- Given task: Every entry needs to be printed exactly, please.
########
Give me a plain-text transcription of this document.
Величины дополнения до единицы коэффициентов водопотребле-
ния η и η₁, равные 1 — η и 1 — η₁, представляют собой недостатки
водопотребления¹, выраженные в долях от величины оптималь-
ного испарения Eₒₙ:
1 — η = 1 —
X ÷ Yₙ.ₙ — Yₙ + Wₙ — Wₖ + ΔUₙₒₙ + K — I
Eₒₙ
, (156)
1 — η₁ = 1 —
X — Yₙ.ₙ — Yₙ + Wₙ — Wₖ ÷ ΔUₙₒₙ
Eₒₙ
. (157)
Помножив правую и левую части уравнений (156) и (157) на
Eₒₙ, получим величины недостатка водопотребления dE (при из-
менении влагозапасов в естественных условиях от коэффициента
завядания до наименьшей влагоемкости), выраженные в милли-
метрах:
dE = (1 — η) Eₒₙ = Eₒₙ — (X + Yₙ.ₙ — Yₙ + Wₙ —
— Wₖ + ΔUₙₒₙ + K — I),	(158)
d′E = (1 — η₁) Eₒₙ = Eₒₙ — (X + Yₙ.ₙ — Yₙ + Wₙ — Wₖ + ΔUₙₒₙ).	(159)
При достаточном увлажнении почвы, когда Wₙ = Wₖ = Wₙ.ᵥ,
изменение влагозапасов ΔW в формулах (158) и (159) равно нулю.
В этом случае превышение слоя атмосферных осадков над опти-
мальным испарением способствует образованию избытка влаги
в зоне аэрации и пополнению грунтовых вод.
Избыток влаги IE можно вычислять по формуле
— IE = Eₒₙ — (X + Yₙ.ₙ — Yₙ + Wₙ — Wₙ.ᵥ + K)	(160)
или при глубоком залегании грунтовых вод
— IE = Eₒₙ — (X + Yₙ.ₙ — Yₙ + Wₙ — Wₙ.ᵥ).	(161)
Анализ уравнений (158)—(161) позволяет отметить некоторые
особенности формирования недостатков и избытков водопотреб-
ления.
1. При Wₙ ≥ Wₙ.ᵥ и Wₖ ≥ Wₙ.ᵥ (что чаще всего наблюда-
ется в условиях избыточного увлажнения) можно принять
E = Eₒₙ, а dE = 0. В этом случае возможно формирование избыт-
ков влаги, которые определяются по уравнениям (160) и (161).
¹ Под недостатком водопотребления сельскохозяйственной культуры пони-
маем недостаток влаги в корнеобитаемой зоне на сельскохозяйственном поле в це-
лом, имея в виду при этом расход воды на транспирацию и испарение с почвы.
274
########
- The response:
Give me a plain-text transcription of this document.
Величины дополнения до единицы коэффициентов водопотребле-
ния η и η₁, равные 1 — η и 1 — η₁, представляют собой недостатки
водопотребления¹, выраженные в долях от величины оптималь-
ного испарения Eₒₙ:
1 — η = 1 —
X ÷ Yₙ.ₙ — Yₙ + Wₙ — Wₖ + ΔUₙₒₙ + K — I
Eₒₙ
, (156)
1 — η₁ = 1 —
X — Yₙ.ₙ — Yₙ + Wₙ — Wₖ ÷ ΔUₙₒₙ
Eₒₙ
. (157)
Помножив правую и левую части уравнений (156) и (157) на
Eₒₙ, получим величины недостатка водопотребления dE (при из-
менении влагозапасов в естественных условиях от коэффициента
завядания до наименьшей влагоемкости), выраженные в милли-
метрах:
dE = (1 — η) Eₒₙ = Eₒₙ — (X + Yₙ.ₙ — Yₙ + Wₙ —
— Wₖ + ΔUₙₒₙ + K — I),	(158)
d′E = (1 — η₁) Eₒₙ = Eₒₙ — (X + Yₙ.ₙ — Yₙ + Wₙ — Wₖ + ΔUₙₒₙ).	(159)
При достаточном увлажнении почвы, когда Wₙ = Wₖ = Wₙ.ᵥ,
изменение влагозапасов ΔW в формулах (158) и (159) равно нулю.
В этом случае превышение слоя атмосферных осадков над опти-
мальным испарением способствует образованию избытка влаги
в зоне аэрации и пополнению грунтовых вод.
Избыток влаги IE можно вычислять по формуле
— IE = Eₒₙ — (X + Yₙ.ₙ — Yₙ + Wₙ — Wₙ.ᵥ + K)	(160)
или при глубоком залегании грунтовых вод
— IE = Eₒₙ — (X + Yₙ.ₙ — Yₙ + Wₙ — Wₙ.ᵥ).	(161)
Анализ уравнений (158)—(161) позволяет отметить некоторые
особенности формирования недостатков и избытков водопотреб-
ления.
1. При Wₙ ≥ Wₙ.ᵥ и Wₖ ≥ Wₙ.ᵥ (что чаще всего наблюда-
ется в условиях избыточного увлажнения) можно принять
E = Eₒₙ, а dE = 0. В этом случае возможно формирование избыт-
ков влаги, которые определяются по уравнениям (160) и (161).
¹ Под недостатком водопотребления сельскохозяйственной культуры пони-
маем недостаток влаги в корнеобитаемой зоне на сельскохозяйственном поле в це-
лом, имея в виду при этом расход воды на транспирацию и испарение с почвы.
274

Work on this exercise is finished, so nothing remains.